Entries shown:

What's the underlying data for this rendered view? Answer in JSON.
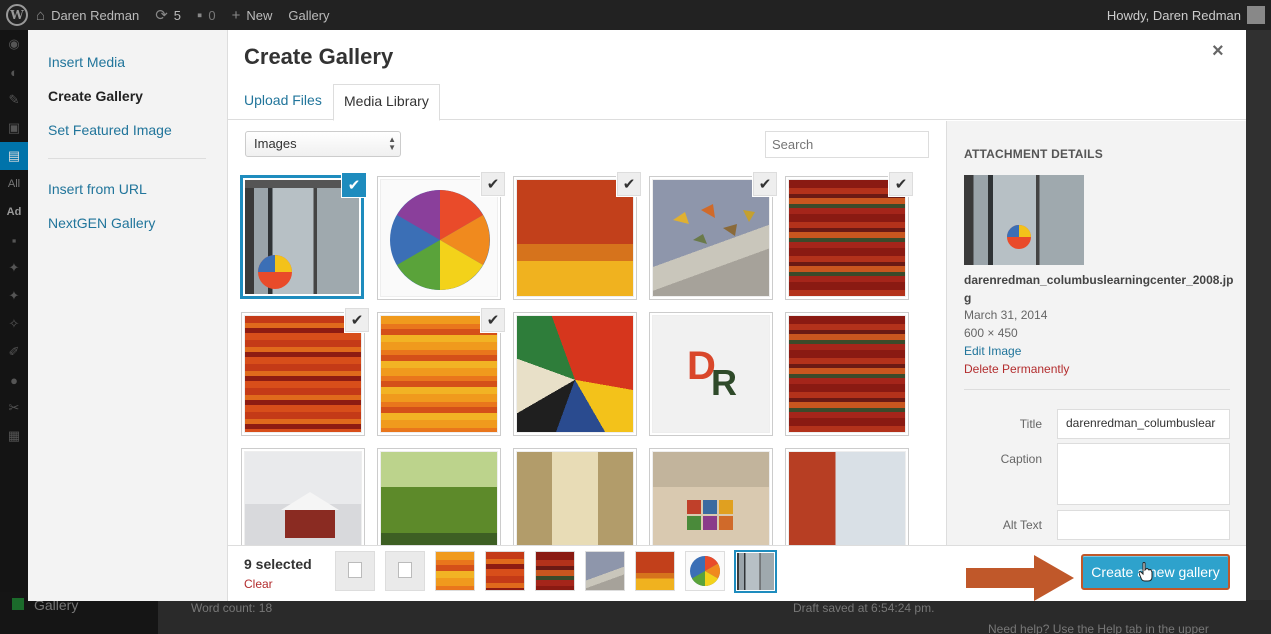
{
  "adminbar": {
    "site_name": "Daren Redman",
    "updates_count": "5",
    "comments_count": "0",
    "new_label": "New",
    "gallery_label": "Gallery",
    "howdy": "Howdy, Daren Redman"
  },
  "background": {
    "side_labels": [
      "All",
      "Ad"
    ],
    "menu_gallery": "Gallery",
    "word_count": "Word count: 18",
    "draft_saved": "Draft saved at 6:54:24 pm.",
    "help_text": "Need help? Use the Help tab in the upper"
  },
  "modal": {
    "menu": {
      "insert_media": "Insert Media",
      "create_gallery": "Create Gallery",
      "set_featured": "Set Featured Image",
      "insert_url": "Insert from URL",
      "nextgen": "NextGEN Gallery"
    },
    "title": "Create Gallery",
    "close": "×",
    "tabs": {
      "upload": "Upload Files",
      "library": "Media Library"
    },
    "filter_select": "Images",
    "search_placeholder": "Search",
    "checkmark": "✔"
  },
  "sidebar": {
    "header": "ATTACHMENT DETAILS",
    "filename": "darenredman_columbuslearningcenter_2008.jpg",
    "date": "March 31, 2014",
    "dimensions": "600 × 450",
    "edit_image": "Edit Image",
    "delete": "Delete Permanently",
    "title_label": "Title",
    "title_value": "darenredman_columbuslear",
    "caption_label": "Caption",
    "caption_value": "",
    "alt_label": "Alt Text",
    "alt_value": ""
  },
  "bottom": {
    "selected_count": "9 selected",
    "clear": "Clear",
    "create_button": "Create a new gallery"
  },
  "dr_logo": {
    "d": "D",
    "r": "R"
  },
  "colors": {
    "accent": "#1e8cbe",
    "link": "#21759b",
    "danger": "#b32d2e",
    "arrow": "#c0582a",
    "button": "#2ea2cc"
  }
}
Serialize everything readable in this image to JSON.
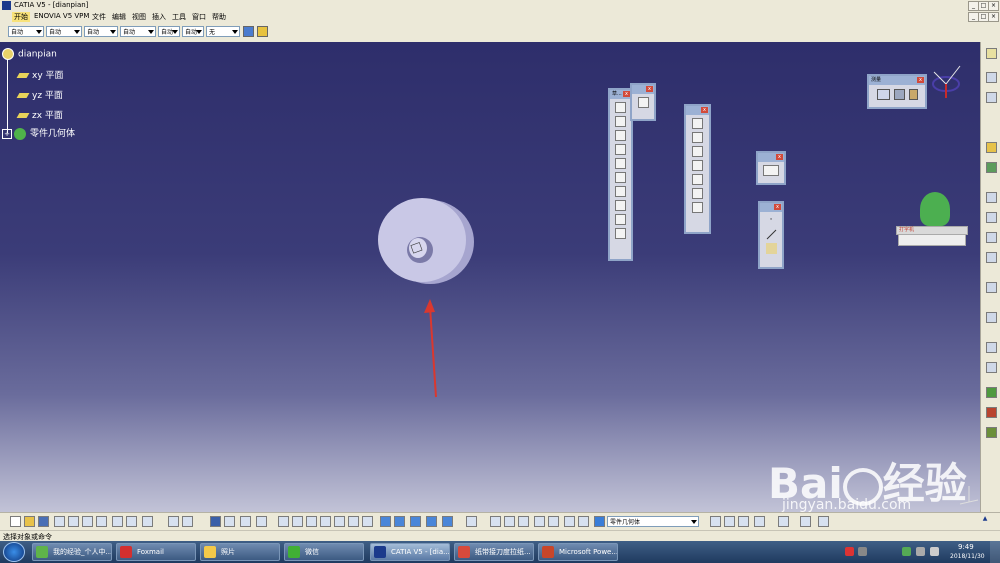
{
  "window": {
    "title": "CATIA V5 - [dianpian]"
  },
  "menu": {
    "items": [
      "开始",
      "ENOVIA V5 VPM",
      "文件",
      "编辑",
      "视图",
      "插入",
      "工具",
      "窗口",
      "帮助"
    ]
  },
  "style_toolbar": {
    "combos": [
      "自动",
      "自动",
      "自动",
      "自动",
      "自动",
      "自动",
      "无"
    ]
  },
  "tree": {
    "root": "dianpian",
    "planes": [
      "xy 平面",
      "yz 平面",
      "zx 平面"
    ],
    "body": "零件几何体"
  },
  "toolbars": {
    "measure_title": "测量",
    "sketcher_abbrev": "草...",
    "score_label": "打字机"
  },
  "bottom_toolbar": {
    "body_combo": "零件几何体"
  },
  "statusbar": {
    "text": "选择对象或命令"
  },
  "taskbar": {
    "tasks": [
      {
        "label": "我的经验_个人中...",
        "color": "#5fb34a"
      },
      {
        "label": "Foxmail",
        "color": "#d32f2f"
      },
      {
        "label": "照片",
        "color": "#f3c94a"
      },
      {
        "label": "微信",
        "color": "#41b035"
      },
      {
        "label": "CATIA V5 - [dia...",
        "color": "#1b3a8c",
        "active": true
      },
      {
        "label": "纸带接刀度拉纸...",
        "color": "#d84a3c"
      },
      {
        "label": "Microsoft Powe...",
        "color": "#c8462a"
      }
    ],
    "time": "9:49",
    "date": "2018/11/30"
  },
  "watermark": {
    "brand": "Bai",
    "brand2": "经验",
    "url": "jingyan.baidu.com"
  },
  "colors": {
    "viewport_top": "#2e2e6b",
    "part": "#c9c8e6",
    "arrow": "#d9382f",
    "tree_text": "#ffffff"
  }
}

Instructions to follow:
Every entry above needs to be retyped exactly; drop the pictures.

Solution for this task:
What's the underlying data for this rendered view? Answer in JSON.
{
  "adminbar": {
    "site_name": "Daren Redman",
    "updates_count": "5",
    "comments_count": "0",
    "new_label": "New",
    "gallery_label": "Gallery",
    "howdy": "Howdy, Daren Redman"
  },
  "background": {
    "side_labels": [
      "All",
      "Ad"
    ],
    "menu_gallery": "Gallery",
    "word_count": "Word count: 18",
    "draft_saved": "Draft saved at 6:54:24 pm.",
    "help_text": "Need help? Use the Help tab in the upper"
  },
  "modal": {
    "menu": {
      "insert_media": "Insert Media",
      "create_gallery": "Create Gallery",
      "set_featured": "Set Featured Image",
      "insert_url": "Insert from URL",
      "nextgen": "NextGEN Gallery"
    },
    "title": "Create Gallery",
    "close": "×",
    "tabs": {
      "upload": "Upload Files",
      "library": "Media Library"
    },
    "filter_select": "Images",
    "search_placeholder": "Search",
    "checkmark": "✔"
  },
  "sidebar": {
    "header": "ATTACHMENT DETAILS",
    "filename": "darenredman_columbuslearningcenter_2008.jpg",
    "date": "March 31, 2014",
    "dimensions": "600 × 450",
    "edit_image": "Edit Image",
    "delete": "Delete Permanently",
    "title_label": "Title",
    "title_value": "darenredman_columbuslear",
    "caption_label": "Caption",
    "caption_value": "",
    "alt_label": "Alt Text",
    "alt_value": ""
  },
  "bottom": {
    "selected_count": "9 selected",
    "clear": "Clear",
    "create_button": "Create a new gallery"
  },
  "dr_logo": {
    "d": "D",
    "r": "R"
  },
  "colors": {
    "accent": "#1e8cbe",
    "link": "#21759b",
    "danger": "#b32d2e",
    "arrow": "#c0582a",
    "button": "#2ea2cc"
  }
}
Serialize everything readable in this image to JSON.
{
  "window": {
    "title": "CATIA V5 - [dianpian]"
  },
  "menu": {
    "items": [
      "开始",
      "ENOVIA V5 VPM",
      "文件",
      "编辑",
      "视图",
      "插入",
      "工具",
      "窗口",
      "帮助"
    ]
  },
  "style_toolbar": {
    "combos": [
      "自动",
      "自动",
      "自动",
      "自动",
      "自动",
      "自动",
      "无"
    ]
  },
  "tree": {
    "root": "dianpian",
    "planes": [
      "xy 平面",
      "yz 平面",
      "zx 平面"
    ],
    "body": "零件几何体"
  },
  "toolbars": {
    "measure_title": "测量",
    "sketcher_abbrev": "草...",
    "score_label": "打字机"
  },
  "bottom_toolbar": {
    "body_combo": "零件几何体"
  },
  "statusbar": {
    "text": "选择对象或命令"
  },
  "taskbar": {
    "tasks": [
      {
        "label": "我的经验_个人中...",
        "color": "#5fb34a"
      },
      {
        "label": "Foxmail",
        "color": "#d32f2f"
      },
      {
        "label": "照片",
        "color": "#f3c94a"
      },
      {
        "label": "微信",
        "color": "#41b035"
      },
      {
        "label": "CATIA V5 - [dia...",
        "color": "#1b3a8c",
        "active": true
      },
      {
        "label": "纸带接刀度拉纸...",
        "color": "#d84a3c"
      },
      {
        "label": "Microsoft Powe...",
        "color": "#c8462a"
      }
    ],
    "time": "9:49",
    "date": "2018/11/30"
  },
  "watermark": {
    "brand": "Bai",
    "brand2": "经验",
    "url": "jingyan.baidu.com"
  },
  "colors": {
    "viewport_top": "#2e2e6b",
    "part": "#c9c8e6",
    "arrow": "#d9382f",
    "tree_text": "#ffffff"
  }
}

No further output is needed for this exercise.